**Supplied entries**

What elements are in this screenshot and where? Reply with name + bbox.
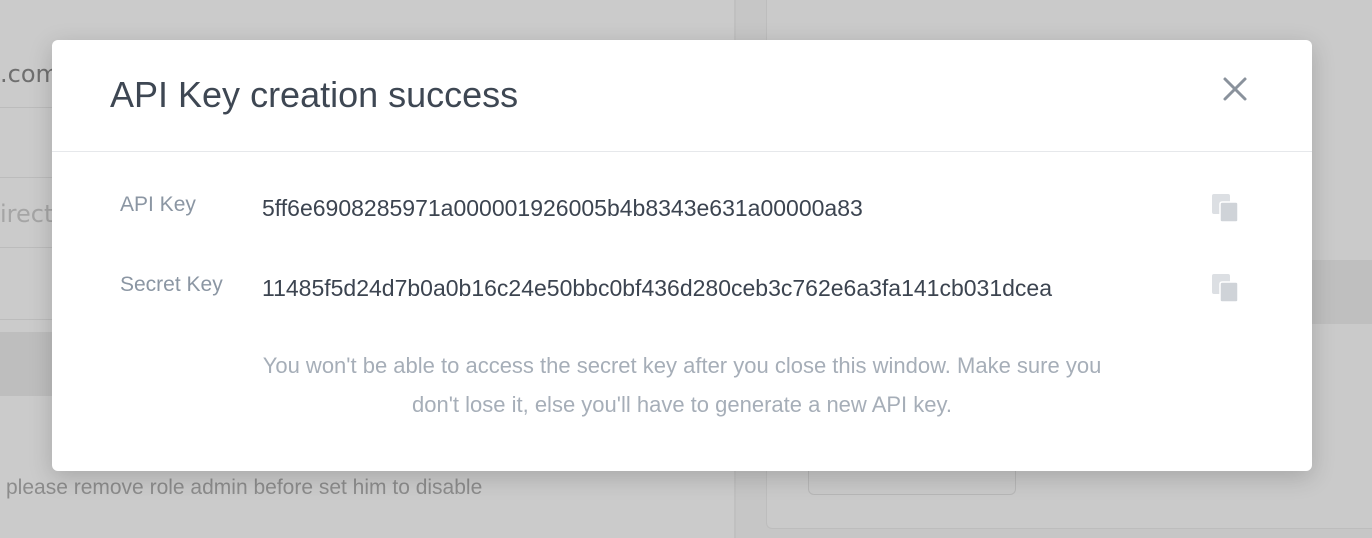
copy-icon	[1212, 274, 1239, 303]
api-key-value[interactable]: 5ff6e6908285971a000001926005b4b8343e631a…	[262, 195, 863, 222]
background-hint-text: please remove role admin before set him …	[6, 476, 483, 499]
close-icon	[1223, 77, 1247, 101]
copy-icon	[1212, 194, 1239, 223]
warning-line: You won't be able to access the secret k…	[262, 353, 1102, 378]
api-key-label: API Key	[120, 193, 196, 216]
background-button	[808, 470, 1016, 495]
api-key-success-modal: API Key creation success API Key 5ff6e69…	[52, 40, 1312, 471]
secret-key-label: Secret Key	[120, 273, 223, 296]
secret-key-warning: You won't be able to access the secret k…	[212, 346, 1152, 424]
close-button[interactable]	[1218, 72, 1252, 106]
modal-header: API Key creation success	[52, 40, 1312, 152]
secret-key-value[interactable]: 11485f5d24d7b0a0b16c24e50bbc0bf436d280ce…	[262, 275, 1052, 302]
copy-secret-key-button[interactable]	[1210, 270, 1242, 306]
copy-api-key-button[interactable]	[1210, 190, 1242, 226]
modal-title: API Key creation success	[110, 74, 519, 115]
warning-line: don't lose it, else you'll have to gener…	[412, 392, 952, 417]
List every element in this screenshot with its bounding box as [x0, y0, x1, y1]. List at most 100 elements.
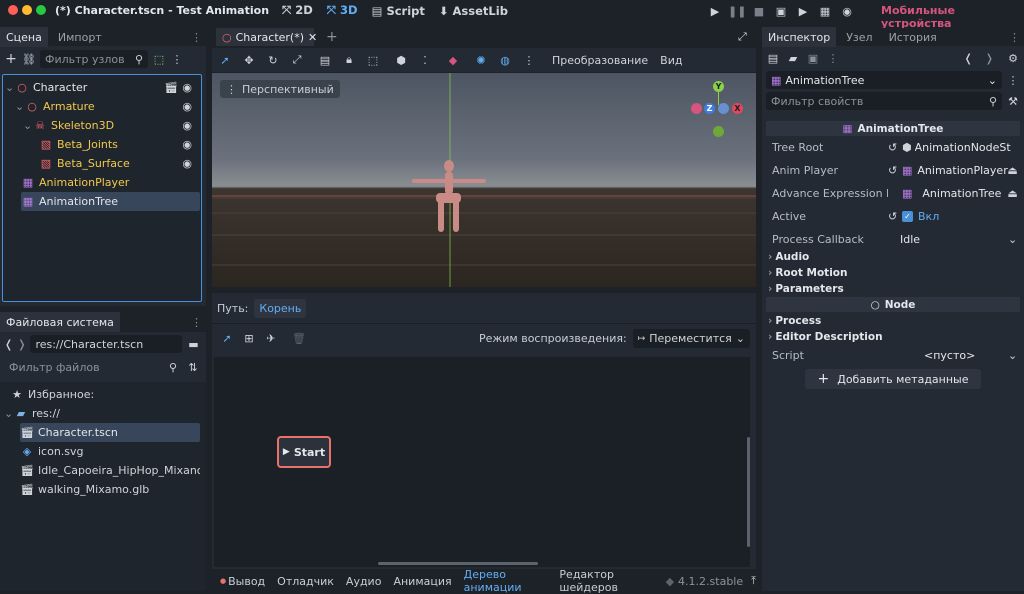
- group-root-motion[interactable]: › Root Motion: [768, 265, 848, 280]
- scene-menu-icon[interactable]: ⋮: [170, 52, 184, 66]
- select-tool-icon[interactable]: ➚: [218, 332, 236, 345]
- file-item-character[interactable]: 🎬︎ Character.tscn: [20, 423, 200, 442]
- sort-icon[interactable]: ⇅: [186, 360, 200, 374]
- mode-3d-button[interactable]: ⤧ 3D: [327, 3, 358, 18]
- tab-import[interactable]: Импорт: [52, 27, 108, 47]
- revert-icon[interactable]: ↺: [888, 210, 902, 223]
- move-tool-icon[interactable]: ✥: [240, 54, 258, 67]
- delete-icon[interactable]: 🗑︎: [290, 332, 308, 345]
- back-arrow-icon[interactable]: ❬: [4, 338, 13, 351]
- select-tool-icon[interactable]: ➚: [216, 54, 234, 67]
- expand-panel-icon[interactable]: ⤒: [751, 574, 756, 588]
- rotate-tool-icon[interactable]: ↻: [264, 54, 282, 67]
- perspective-button[interactable]: ⋮ Перспективный: [220, 80, 340, 98]
- tab-animation[interactable]: Анимация: [393, 575, 451, 588]
- group-process[interactable]: › Process: [768, 313, 821, 328]
- play-custom-icon[interactable]: ▦: [816, 5, 834, 18]
- new-resource-icon[interactable]: ▤: [766, 51, 780, 65]
- list-select-icon[interactable]: ▤: [316, 54, 334, 67]
- connect-nodes-icon[interactable]: ✈: [262, 332, 280, 345]
- tab-scene[interactable]: Сцена: [0, 27, 48, 47]
- path-field[interactable]: res://Character.tscn: [30, 335, 183, 353]
- stop-icon[interactable]: ■: [750, 5, 768, 18]
- mode-script-button[interactable]: ▤ Script: [372, 4, 425, 18]
- maximize-window-icon[interactable]: [36, 5, 46, 15]
- script-icon[interactable]: ⋮: [1006, 73, 1020, 87]
- history-icon[interactable]: ⚙: [1006, 51, 1020, 65]
- more-icon[interactable]: ⋮: [520, 54, 538, 67]
- play-icon[interactable]: ▶: [706, 5, 724, 18]
- group-editor-description[interactable]: › Editor Description: [768, 329, 883, 344]
- pause-icon[interactable]: ❚❚: [728, 5, 746, 18]
- tree-item-skeleton3d[interactable]: ⌄ ☠ Skeleton3D ◉: [23, 116, 200, 135]
- distraction-free-icon[interactable]: ⤢: [738, 30, 747, 44]
- visibility-eye-icon[interactable]: ◉: [182, 119, 192, 132]
- revert-icon[interactable]: ↺: [888, 164, 902, 177]
- forward-arrow-icon[interactable]: ❭: [985, 52, 994, 65]
- preview-sun-icon[interactable]: ◆: [444, 54, 462, 67]
- group-parameters[interactable]: › Parameters: [768, 281, 844, 296]
- lock-icon[interactable]: 🔒︎: [340, 53, 358, 67]
- view-menu[interactable]: Вид: [660, 54, 682, 67]
- prop-process-callback[interactable]: Process Callback Idle ⌄: [766, 228, 1020, 250]
- group-icon[interactable]: ⬚: [364, 54, 382, 67]
- scene-instance-icon[interactable]: 🎬︎: [164, 81, 178, 94]
- visibility-eye-icon[interactable]: ◉: [182, 81, 192, 94]
- split-view-icon[interactable]: ▬: [186, 337, 200, 351]
- tab-output[interactable]: Вывод: [228, 575, 265, 588]
- file-item-idle[interactable]: 🎬︎ Idle_Capoeira_HipHop_Mixano....: [20, 461, 200, 480]
- prop-anim-player[interactable]: Anim Player ↺ ▦ AnimationPlayer ⏏: [766, 159, 1020, 181]
- movie-icon[interactable]: ◉: [838, 5, 856, 18]
- mesh-toolbar-icon[interactable]: ⬢: [392, 54, 410, 67]
- more-icon[interactable]: ⋮: [826, 51, 840, 65]
- play-mode-select[interactable]: ↦ Переместится ⌄: [632, 329, 750, 348]
- transform-menu[interactable]: Преобразование: [552, 54, 648, 67]
- forward-arrow-icon[interactable]: ❭: [17, 338, 26, 351]
- save-icon[interactable]: ▣: [806, 51, 820, 65]
- visibility-eye-icon[interactable]: ◉: [182, 100, 192, 113]
- scale-tool-icon[interactable]: ⤢: [288, 53, 306, 67]
- add-node-icon[interactable]: +: [4, 51, 18, 67]
- vertical-scrollbar[interactable]: [747, 437, 750, 547]
- tab-debugger[interactable]: Отладчик: [277, 575, 334, 588]
- settings-tools-icon[interactable]: ⚒: [1006, 94, 1020, 108]
- file-item-walking[interactable]: 🎬︎ walking_Mixamo.glb: [20, 480, 149, 499]
- graph-area[interactable]: ▶ Start: [214, 357, 750, 567]
- tab-node[interactable]: Узел: [840, 27, 878, 47]
- prop-advance-expression[interactable]: Advance Expression Ba... ▦ AnimationTree…: [766, 182, 1020, 204]
- object-select[interactable]: ▦ AnimationTree ⌄: [766, 71, 1002, 89]
- gizmo-neg-y-axis[interactable]: [713, 126, 724, 137]
- tab-character[interactable]: ○ Character(*) ✕: [216, 28, 317, 46]
- gizmo-z-axis[interactable]: Z: [704, 103, 715, 114]
- gizmo-neg-x-axis[interactable]: [691, 103, 702, 114]
- tab-history[interactable]: История: [883, 27, 943, 47]
- snap-icon[interactable]: ⁚: [416, 54, 434, 67]
- gizmo-x-axis[interactable]: X: [732, 103, 743, 114]
- tab-audio[interactable]: Аудио: [346, 575, 382, 588]
- prop-tree-root[interactable]: Tree Root ↺ ⬢ AnimationNodeSt: [766, 136, 1020, 158]
- tree-item-beta-surface[interactable]: ▧ Beta_Surface ◉: [39, 154, 200, 173]
- file-filter-input[interactable]: Фильтр файлов ⚲: [4, 358, 182, 376]
- sun-environment-icon[interactable]: ✺: [472, 54, 490, 67]
- tree-item-armature[interactable]: ⌄ ○ Armature ◉: [15, 97, 200, 116]
- horizontal-scrollbar[interactable]: [378, 562, 538, 565]
- dock-menu-icon[interactable]: ⋮: [191, 31, 202, 44]
- open-folder-icon[interactable]: ▰: [786, 51, 800, 65]
- environment-icon[interactable]: ◍: [496, 54, 514, 67]
- link-icon[interactable]: ⛓: [22, 52, 36, 66]
- file-item-icon[interactable]: ◈ icon.svg: [20, 442, 84, 461]
- 3d-viewport[interactable]: ⋮ Перспективный Y Z X: [212, 73, 756, 287]
- tab-animation-tree[interactable]: Дерево анимации: [464, 568, 548, 594]
- tab-filesystem[interactable]: Файловая система: [0, 312, 120, 332]
- gizmo-y-axis[interactable]: Y: [713, 81, 724, 92]
- new-tab-icon[interactable]: +: [326, 29, 338, 45]
- res-root-item[interactable]: ⌄ ▰ res://: [4, 404, 60, 423]
- tab-shader-editor[interactable]: Редактор шейдеров: [559, 568, 653, 594]
- visibility-eye-icon[interactable]: ◉: [182, 157, 192, 170]
- remote-debug-icon[interactable]: ▣: [772, 5, 790, 18]
- revert-icon[interactable]: ↺: [888, 141, 902, 154]
- close-tab-icon[interactable]: ✕: [308, 31, 317, 44]
- tab-inspector[interactable]: Инспектор: [762, 27, 837, 47]
- prop-active[interactable]: Active ↺ ✓ Вкл: [766, 205, 1020, 227]
- clear-icon[interactable]: ⏏: [1007, 164, 1017, 177]
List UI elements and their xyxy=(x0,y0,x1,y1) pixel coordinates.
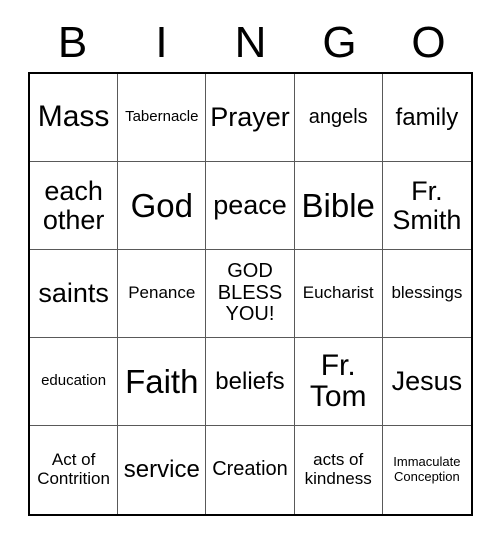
bingo-cell-label: Prayer xyxy=(210,102,290,133)
bingo-cell-label: Penance xyxy=(128,283,196,303)
bingo-cell[interactable]: Fr. Tom xyxy=(294,338,383,426)
bingo-cell[interactable]: each other xyxy=(30,162,119,250)
bingo-cell-label: God xyxy=(130,186,193,224)
bingo-cell-label: beliefs xyxy=(215,367,285,395)
bingo-free-space-cell[interactable]: GOD BLESS YOU! xyxy=(206,250,295,338)
bingo-cell[interactable]: Penance xyxy=(118,250,207,338)
bingo-cell-label: blessings xyxy=(391,283,463,303)
bingo-header-letter-g: G xyxy=(322,18,357,67)
bingo-cell-label: Creation xyxy=(212,458,288,481)
bingo-cell[interactable]: Tabernacle xyxy=(118,74,207,162)
bingo-cell[interactable]: Faith xyxy=(118,338,207,426)
bingo-cell-label: Immaculate Conception xyxy=(393,454,461,484)
bingo-cell-label: angels xyxy=(308,105,368,128)
bingo-cell[interactable]: peace xyxy=(206,162,295,250)
bingo-header-letter-n: N xyxy=(234,18,267,67)
bingo-cell[interactable]: saints xyxy=(30,250,119,338)
bingo-cell-label: each other xyxy=(42,176,105,235)
bingo-cell[interactable]: Creation xyxy=(206,426,295,514)
bingo-cell[interactable]: Jesus xyxy=(382,338,471,426)
bingo-cell[interactable]: beliefs xyxy=(206,338,295,426)
bingo-cell[interactable]: Fr. Smith xyxy=(382,162,471,250)
bingo-cell[interactable]: service xyxy=(118,426,207,514)
bingo-cell-label: education xyxy=(41,372,107,390)
bingo-cell-label: acts of kindness xyxy=(304,450,372,488)
bingo-cell[interactable]: education xyxy=(30,338,119,426)
bingo-cell[interactable]: Mass xyxy=(30,74,119,162)
bingo-cell-label: family xyxy=(395,103,459,131)
bingo-cell-label: Eucharist xyxy=(302,283,374,303)
bingo-card: B I N G O Mass Tabernacle Prayer angels fami… xyxy=(0,0,500,544)
bingo-header-letter-o: O xyxy=(411,18,446,67)
bingo-cell-label: Fr. Smith xyxy=(392,176,462,235)
bingo-cell-label: peace xyxy=(213,190,287,221)
bingo-cell[interactable]: acts of kindness xyxy=(294,426,383,514)
bingo-cell-label: Bible xyxy=(301,186,375,224)
bingo-cell[interactable]: Eucharist xyxy=(294,250,383,338)
bingo-cell[interactable]: family xyxy=(382,74,471,162)
bingo-cell[interactable]: Act of Contrition xyxy=(30,426,119,514)
bingo-cell-label: saints xyxy=(38,278,109,309)
bingo-header-letter-i: I xyxy=(155,18,168,67)
bingo-cell-label: Jesus xyxy=(391,366,463,397)
bingo-cell[interactable]: angels xyxy=(294,74,383,162)
bingo-cell-label: Faith xyxy=(125,362,199,400)
bingo-cell-label: Fr. Tom xyxy=(309,348,367,413)
bingo-cell-label: Act of Contrition xyxy=(37,450,110,488)
bingo-header-letter-b: B xyxy=(57,18,88,67)
bingo-cell[interactable]: God xyxy=(118,162,207,250)
bingo-cell[interactable]: blessings xyxy=(382,250,471,338)
bingo-cell-label: service xyxy=(123,456,200,484)
bingo-cell[interactable]: Prayer xyxy=(206,74,295,162)
bingo-header-row: B I N G O xyxy=(28,14,473,72)
bingo-grid: Mass Tabernacle Prayer angels family each oth… xyxy=(28,72,473,516)
bingo-cell[interactable]: Immaculate Conception xyxy=(382,426,471,514)
bingo-cell-label: Mass xyxy=(37,100,110,134)
bingo-cell-label: GOD BLESS YOU! xyxy=(217,260,283,326)
bingo-cell[interactable]: Bible xyxy=(294,162,383,250)
bingo-cell-label: Tabernacle xyxy=(125,108,199,126)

**Task goal**
Rewrite as a numbered list the rows above, starting at the one that contains "274, 1239, 303]" and ending at the one that contains "modal-header: API Key", leaving out any blank lines.

**The reply**
1. copy-icon	[1212, 274, 1239, 303]
2. api-key-value[interactable]: 5ff6e6908285971a000001926005b4b8343e631a…	[262, 195, 863, 222]
3. background-hint-text: please remove role admin before set him …	[6, 476, 483, 499]
4. close-icon	[1223, 77, 1247, 101]
5. copy-icon	[1212, 194, 1239, 223]
6. warning-line: You won't be able to access the secret k…	[262, 353, 1102, 378]
7. api-key-label: API Key	[120, 193, 196, 216]
8. background-button	[808, 470, 1016, 495]
9. api-key-success-modal: API Key creation success API Key 5ff6e69…	[52, 40, 1312, 471]
10. secret-key-label: Secret Key	[120, 273, 223, 296]
11. secret-key-warning: You won't be able to access the secret k…	[212, 346, 1152, 424]
12. close-button[interactable]	[1218, 72, 1252, 106]
13. modal-header: API Key creation success	[52, 40, 1312, 152]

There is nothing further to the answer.